* DATA FOR THIS EXERCISE
########

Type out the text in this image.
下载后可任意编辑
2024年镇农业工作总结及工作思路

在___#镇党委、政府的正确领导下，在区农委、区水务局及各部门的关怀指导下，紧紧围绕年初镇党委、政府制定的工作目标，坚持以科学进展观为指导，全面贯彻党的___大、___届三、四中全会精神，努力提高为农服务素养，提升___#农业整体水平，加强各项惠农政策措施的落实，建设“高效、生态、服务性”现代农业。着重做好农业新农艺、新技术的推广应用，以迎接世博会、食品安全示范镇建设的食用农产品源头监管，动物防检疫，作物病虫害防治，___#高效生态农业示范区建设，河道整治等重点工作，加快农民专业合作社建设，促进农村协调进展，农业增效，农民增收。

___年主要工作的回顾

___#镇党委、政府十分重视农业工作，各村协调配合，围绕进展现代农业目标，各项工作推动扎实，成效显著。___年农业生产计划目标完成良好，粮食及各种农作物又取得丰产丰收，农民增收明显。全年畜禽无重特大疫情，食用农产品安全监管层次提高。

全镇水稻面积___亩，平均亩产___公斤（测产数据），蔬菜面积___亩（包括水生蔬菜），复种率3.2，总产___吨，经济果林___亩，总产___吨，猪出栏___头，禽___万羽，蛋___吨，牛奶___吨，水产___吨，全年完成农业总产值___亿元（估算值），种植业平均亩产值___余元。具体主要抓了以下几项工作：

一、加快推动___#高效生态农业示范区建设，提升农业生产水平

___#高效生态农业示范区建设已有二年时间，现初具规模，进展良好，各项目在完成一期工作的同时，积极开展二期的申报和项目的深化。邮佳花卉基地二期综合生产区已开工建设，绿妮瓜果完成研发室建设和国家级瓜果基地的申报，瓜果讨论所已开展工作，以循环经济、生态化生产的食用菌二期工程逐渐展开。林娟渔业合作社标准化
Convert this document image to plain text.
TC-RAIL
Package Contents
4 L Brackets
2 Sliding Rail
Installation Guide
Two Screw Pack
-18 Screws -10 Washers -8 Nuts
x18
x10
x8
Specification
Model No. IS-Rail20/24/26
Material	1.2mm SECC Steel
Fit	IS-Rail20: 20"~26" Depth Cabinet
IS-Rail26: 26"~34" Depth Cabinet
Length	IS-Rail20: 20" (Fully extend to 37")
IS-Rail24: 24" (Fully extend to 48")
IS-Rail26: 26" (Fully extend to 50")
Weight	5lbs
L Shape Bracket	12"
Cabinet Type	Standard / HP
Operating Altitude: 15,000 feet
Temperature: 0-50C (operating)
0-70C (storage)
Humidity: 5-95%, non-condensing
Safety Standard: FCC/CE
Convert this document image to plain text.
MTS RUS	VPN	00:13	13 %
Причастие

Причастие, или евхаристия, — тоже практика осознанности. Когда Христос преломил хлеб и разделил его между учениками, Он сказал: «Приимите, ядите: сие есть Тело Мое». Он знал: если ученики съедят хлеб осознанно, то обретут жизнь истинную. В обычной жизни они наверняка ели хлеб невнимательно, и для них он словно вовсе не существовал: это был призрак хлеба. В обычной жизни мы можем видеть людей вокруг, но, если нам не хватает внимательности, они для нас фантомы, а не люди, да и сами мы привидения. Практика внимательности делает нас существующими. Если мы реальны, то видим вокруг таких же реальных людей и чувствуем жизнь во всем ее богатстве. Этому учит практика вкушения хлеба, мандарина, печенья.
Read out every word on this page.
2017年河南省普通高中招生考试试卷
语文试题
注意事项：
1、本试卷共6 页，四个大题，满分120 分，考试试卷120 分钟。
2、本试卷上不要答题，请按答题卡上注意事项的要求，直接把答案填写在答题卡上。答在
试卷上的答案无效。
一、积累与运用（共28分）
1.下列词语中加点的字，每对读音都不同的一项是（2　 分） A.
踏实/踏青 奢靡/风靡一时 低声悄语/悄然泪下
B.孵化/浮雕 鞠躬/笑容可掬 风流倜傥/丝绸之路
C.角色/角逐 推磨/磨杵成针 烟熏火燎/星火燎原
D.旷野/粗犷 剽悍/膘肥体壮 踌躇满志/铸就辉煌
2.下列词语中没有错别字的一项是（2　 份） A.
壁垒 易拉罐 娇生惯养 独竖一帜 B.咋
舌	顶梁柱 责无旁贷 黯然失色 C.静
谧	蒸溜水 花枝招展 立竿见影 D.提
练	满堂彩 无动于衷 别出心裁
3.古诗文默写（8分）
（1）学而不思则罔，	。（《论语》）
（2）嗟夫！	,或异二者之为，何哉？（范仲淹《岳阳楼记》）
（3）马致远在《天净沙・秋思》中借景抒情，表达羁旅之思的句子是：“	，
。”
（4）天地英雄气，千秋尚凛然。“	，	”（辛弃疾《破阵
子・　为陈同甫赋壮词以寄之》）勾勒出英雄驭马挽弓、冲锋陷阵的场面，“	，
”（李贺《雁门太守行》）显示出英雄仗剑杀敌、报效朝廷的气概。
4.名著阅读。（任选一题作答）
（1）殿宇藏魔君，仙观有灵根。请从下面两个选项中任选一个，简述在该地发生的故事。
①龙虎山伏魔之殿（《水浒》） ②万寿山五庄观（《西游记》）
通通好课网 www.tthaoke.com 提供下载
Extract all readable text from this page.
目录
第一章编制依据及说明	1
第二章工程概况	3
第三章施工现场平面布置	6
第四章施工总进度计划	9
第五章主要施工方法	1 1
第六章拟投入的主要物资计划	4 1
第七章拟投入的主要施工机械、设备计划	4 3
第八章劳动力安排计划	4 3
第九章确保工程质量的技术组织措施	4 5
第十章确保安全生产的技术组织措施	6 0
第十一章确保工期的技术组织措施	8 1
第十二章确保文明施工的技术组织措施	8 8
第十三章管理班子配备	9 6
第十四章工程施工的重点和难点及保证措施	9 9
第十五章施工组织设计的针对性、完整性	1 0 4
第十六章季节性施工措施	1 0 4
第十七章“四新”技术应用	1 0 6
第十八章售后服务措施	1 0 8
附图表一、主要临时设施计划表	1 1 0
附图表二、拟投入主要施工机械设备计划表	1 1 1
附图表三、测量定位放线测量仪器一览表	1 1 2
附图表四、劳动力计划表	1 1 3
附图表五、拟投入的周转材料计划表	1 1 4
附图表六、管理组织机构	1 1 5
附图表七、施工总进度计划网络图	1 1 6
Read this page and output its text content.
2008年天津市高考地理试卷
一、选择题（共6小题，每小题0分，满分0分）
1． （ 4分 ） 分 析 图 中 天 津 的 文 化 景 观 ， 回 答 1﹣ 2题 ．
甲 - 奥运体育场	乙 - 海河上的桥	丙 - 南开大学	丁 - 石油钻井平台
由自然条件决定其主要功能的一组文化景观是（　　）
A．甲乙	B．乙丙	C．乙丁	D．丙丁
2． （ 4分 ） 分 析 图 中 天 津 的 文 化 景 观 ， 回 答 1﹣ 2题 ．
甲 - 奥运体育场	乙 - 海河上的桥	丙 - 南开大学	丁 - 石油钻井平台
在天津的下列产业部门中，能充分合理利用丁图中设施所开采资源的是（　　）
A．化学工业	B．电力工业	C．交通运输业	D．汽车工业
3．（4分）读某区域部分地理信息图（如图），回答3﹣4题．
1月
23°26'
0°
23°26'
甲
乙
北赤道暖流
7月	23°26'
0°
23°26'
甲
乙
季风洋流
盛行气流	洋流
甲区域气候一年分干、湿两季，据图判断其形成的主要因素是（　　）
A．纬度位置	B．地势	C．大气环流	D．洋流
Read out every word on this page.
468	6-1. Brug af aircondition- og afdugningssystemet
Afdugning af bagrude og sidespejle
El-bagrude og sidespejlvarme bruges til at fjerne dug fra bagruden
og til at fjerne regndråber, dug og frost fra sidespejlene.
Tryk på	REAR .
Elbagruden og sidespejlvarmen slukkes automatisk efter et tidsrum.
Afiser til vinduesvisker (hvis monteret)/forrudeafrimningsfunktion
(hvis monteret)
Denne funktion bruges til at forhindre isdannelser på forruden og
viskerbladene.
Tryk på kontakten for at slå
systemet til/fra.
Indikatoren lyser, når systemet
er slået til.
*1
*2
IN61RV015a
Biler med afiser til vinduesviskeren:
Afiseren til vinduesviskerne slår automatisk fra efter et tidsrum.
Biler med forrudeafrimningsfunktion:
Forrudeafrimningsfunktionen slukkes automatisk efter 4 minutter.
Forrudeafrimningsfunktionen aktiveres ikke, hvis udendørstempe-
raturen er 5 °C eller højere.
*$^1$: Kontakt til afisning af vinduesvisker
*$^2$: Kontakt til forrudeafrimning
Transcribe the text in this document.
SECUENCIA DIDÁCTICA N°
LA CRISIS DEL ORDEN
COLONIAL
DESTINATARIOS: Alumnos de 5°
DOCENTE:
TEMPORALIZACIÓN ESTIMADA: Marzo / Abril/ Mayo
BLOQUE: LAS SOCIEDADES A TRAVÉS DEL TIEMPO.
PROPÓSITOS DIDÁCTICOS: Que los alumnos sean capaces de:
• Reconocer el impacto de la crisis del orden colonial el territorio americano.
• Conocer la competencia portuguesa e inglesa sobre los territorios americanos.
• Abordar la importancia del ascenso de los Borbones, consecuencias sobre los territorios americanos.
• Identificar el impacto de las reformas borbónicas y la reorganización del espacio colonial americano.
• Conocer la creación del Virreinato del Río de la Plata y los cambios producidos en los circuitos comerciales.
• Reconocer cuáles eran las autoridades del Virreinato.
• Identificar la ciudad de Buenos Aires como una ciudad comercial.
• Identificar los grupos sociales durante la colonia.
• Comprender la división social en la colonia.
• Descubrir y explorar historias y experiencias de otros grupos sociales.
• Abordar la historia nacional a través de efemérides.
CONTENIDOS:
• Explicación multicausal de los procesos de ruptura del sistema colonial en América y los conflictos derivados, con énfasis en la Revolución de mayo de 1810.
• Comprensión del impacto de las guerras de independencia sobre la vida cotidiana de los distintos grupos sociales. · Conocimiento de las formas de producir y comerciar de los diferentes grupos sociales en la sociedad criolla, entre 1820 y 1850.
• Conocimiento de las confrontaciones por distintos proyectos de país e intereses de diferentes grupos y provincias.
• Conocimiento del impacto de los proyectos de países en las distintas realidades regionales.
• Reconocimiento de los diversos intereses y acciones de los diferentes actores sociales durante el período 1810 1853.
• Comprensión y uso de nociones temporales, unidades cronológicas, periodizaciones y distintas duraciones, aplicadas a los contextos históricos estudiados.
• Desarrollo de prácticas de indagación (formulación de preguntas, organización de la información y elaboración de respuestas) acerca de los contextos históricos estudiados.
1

########

Scan the entries above. Copy each line that has the string "slukkes".

Elbagruden og sidespejlvarmen slukkes automatisk efter et tidsrum.
Forrudeafrimningsfunktionen slukkes automatisk efter 4 minutter.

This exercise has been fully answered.